Data listing:
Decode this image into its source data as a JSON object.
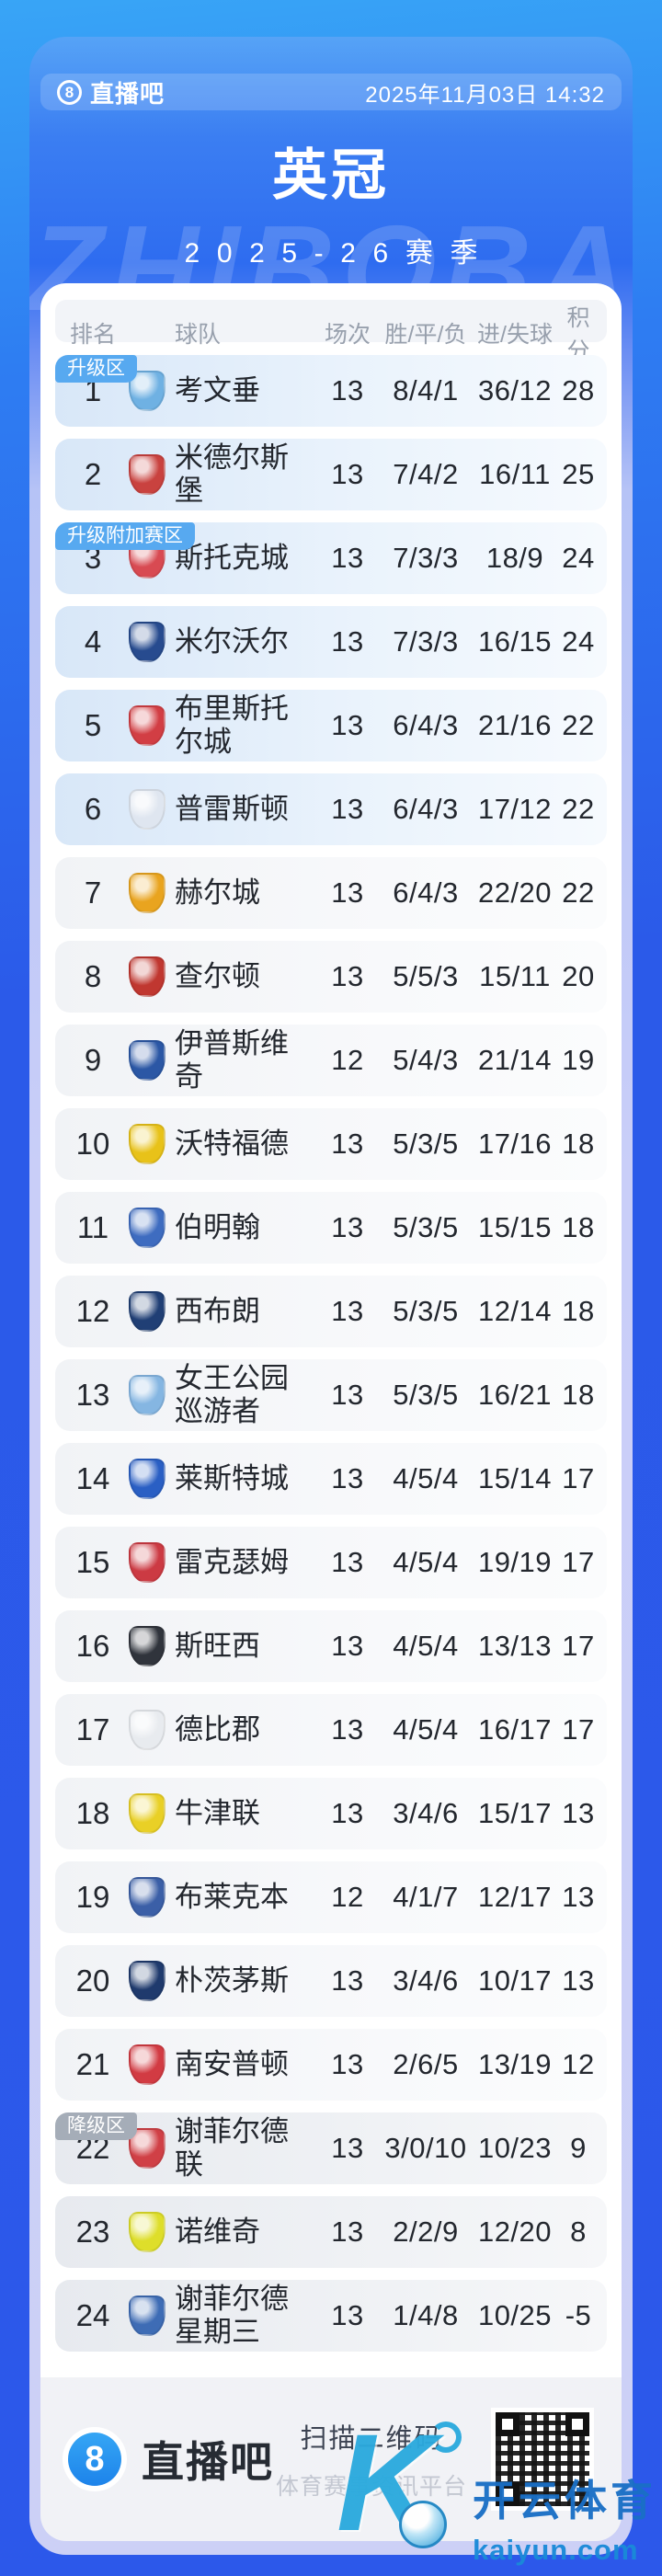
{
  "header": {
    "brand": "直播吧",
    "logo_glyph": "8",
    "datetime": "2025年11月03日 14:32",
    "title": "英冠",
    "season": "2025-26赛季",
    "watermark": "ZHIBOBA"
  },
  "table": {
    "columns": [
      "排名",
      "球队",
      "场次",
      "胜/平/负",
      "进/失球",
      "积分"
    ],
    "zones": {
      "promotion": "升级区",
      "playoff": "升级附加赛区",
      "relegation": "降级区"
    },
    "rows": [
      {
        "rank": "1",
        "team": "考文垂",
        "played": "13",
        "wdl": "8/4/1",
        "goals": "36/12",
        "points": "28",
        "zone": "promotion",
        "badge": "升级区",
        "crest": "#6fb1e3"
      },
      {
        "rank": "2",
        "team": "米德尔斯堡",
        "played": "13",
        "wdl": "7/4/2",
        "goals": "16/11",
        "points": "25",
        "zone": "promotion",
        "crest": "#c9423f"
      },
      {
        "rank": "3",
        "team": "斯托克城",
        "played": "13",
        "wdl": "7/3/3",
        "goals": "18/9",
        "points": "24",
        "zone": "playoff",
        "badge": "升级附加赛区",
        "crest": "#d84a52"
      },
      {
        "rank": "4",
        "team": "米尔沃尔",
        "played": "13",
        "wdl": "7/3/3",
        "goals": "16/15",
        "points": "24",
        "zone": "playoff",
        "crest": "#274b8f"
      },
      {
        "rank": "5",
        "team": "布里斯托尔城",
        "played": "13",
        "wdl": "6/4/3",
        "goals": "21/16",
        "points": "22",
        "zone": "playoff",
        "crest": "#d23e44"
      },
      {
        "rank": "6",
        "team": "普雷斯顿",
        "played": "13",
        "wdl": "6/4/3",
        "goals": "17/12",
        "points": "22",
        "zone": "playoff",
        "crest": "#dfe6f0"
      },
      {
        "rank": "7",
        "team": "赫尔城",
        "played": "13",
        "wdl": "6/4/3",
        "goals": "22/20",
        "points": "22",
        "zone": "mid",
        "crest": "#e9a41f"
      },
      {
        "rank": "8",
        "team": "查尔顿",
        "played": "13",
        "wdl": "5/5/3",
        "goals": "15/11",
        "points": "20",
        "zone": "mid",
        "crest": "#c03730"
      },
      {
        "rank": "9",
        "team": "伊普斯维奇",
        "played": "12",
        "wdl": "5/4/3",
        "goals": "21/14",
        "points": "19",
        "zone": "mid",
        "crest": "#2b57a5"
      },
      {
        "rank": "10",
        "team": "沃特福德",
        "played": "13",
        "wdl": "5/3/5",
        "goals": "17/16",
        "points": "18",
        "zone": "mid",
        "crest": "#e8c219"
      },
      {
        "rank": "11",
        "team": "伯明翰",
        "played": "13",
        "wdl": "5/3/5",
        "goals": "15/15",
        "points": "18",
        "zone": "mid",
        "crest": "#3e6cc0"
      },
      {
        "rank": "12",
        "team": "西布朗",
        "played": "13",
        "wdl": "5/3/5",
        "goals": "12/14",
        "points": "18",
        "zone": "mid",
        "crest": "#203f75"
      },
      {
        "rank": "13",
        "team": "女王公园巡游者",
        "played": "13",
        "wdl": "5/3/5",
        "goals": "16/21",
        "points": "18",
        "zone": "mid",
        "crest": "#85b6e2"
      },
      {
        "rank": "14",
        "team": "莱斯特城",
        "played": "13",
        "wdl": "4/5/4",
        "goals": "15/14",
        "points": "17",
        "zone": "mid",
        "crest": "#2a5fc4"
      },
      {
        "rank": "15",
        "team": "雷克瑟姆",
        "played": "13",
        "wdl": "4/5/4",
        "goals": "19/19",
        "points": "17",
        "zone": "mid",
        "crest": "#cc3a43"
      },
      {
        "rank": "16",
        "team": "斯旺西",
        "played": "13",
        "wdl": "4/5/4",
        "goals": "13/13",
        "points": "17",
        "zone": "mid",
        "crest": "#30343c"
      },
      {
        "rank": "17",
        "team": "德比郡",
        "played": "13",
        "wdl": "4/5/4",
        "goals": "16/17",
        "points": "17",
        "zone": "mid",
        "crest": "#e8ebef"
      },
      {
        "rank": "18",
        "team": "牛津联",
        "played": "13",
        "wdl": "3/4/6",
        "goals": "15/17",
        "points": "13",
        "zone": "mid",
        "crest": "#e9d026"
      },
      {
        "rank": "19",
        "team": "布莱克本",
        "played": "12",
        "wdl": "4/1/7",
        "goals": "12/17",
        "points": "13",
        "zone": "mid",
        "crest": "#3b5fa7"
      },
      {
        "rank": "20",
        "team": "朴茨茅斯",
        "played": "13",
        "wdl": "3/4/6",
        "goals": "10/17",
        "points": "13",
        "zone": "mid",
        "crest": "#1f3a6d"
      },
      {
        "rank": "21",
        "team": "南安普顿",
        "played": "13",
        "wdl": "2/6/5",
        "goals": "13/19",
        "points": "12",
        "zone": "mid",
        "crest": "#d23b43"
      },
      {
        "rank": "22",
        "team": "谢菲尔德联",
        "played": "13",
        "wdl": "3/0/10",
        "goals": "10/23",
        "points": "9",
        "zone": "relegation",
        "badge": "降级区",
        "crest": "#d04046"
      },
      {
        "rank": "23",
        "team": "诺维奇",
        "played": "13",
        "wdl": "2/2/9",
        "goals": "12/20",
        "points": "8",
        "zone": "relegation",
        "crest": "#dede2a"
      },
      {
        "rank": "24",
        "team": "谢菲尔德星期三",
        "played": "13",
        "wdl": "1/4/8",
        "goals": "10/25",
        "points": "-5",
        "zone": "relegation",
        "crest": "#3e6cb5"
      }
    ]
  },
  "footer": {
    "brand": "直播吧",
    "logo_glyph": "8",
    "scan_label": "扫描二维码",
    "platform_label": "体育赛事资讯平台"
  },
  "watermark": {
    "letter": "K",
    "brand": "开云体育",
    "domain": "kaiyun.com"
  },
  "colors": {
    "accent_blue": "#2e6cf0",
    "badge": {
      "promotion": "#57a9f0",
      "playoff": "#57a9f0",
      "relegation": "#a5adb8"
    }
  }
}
* * *
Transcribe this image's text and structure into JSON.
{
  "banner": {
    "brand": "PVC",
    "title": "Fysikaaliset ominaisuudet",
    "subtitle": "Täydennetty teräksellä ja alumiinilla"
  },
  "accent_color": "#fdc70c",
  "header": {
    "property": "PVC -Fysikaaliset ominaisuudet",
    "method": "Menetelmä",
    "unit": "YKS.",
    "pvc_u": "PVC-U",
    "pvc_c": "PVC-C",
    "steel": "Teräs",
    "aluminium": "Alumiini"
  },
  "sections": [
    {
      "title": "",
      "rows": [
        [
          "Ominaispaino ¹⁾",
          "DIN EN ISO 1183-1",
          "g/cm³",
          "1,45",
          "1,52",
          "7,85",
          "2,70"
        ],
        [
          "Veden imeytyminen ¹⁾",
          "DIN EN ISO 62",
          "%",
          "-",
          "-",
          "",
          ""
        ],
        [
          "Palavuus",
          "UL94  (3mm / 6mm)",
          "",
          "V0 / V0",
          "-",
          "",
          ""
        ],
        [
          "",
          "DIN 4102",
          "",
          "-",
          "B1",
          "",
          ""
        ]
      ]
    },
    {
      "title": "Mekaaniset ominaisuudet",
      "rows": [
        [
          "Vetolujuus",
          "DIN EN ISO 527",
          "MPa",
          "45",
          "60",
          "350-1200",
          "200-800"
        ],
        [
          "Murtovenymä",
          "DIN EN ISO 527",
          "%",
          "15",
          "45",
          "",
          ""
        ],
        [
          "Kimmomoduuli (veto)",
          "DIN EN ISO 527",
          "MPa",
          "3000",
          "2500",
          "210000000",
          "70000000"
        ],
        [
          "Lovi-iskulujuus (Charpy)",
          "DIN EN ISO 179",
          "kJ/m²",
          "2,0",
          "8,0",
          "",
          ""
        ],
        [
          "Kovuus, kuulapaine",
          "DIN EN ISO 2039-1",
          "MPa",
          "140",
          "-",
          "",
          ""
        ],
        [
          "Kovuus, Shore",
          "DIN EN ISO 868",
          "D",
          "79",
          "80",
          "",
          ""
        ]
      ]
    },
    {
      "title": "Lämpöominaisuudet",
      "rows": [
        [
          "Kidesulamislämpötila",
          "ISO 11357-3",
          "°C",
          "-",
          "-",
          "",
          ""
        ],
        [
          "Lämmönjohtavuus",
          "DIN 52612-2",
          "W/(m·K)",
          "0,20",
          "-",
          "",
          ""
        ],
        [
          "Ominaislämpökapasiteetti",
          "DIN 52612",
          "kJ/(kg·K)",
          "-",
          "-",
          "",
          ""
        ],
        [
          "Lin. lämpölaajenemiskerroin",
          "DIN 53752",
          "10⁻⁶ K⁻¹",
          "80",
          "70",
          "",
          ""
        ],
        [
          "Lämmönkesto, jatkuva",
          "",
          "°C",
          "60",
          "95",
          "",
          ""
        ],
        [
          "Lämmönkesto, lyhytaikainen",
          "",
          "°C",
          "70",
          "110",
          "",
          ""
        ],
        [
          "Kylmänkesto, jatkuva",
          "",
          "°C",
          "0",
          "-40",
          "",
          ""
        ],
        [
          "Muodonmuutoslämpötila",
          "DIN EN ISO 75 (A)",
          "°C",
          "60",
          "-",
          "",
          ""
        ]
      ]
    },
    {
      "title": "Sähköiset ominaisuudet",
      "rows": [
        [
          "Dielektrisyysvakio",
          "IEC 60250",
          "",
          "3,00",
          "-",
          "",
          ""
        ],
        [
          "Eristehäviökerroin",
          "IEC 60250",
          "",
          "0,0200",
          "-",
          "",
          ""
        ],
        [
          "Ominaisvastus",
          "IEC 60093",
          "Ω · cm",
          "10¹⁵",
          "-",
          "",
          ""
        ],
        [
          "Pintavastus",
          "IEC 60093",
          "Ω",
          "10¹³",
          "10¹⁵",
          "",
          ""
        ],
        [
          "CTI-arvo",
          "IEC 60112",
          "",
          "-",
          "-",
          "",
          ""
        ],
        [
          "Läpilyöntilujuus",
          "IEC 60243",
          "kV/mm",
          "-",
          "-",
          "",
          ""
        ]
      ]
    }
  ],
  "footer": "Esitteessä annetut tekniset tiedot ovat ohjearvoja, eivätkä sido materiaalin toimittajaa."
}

Exercise details: Say how many lines above contain the string "jatkuva". Answer with the number only.

Exercise solution: 2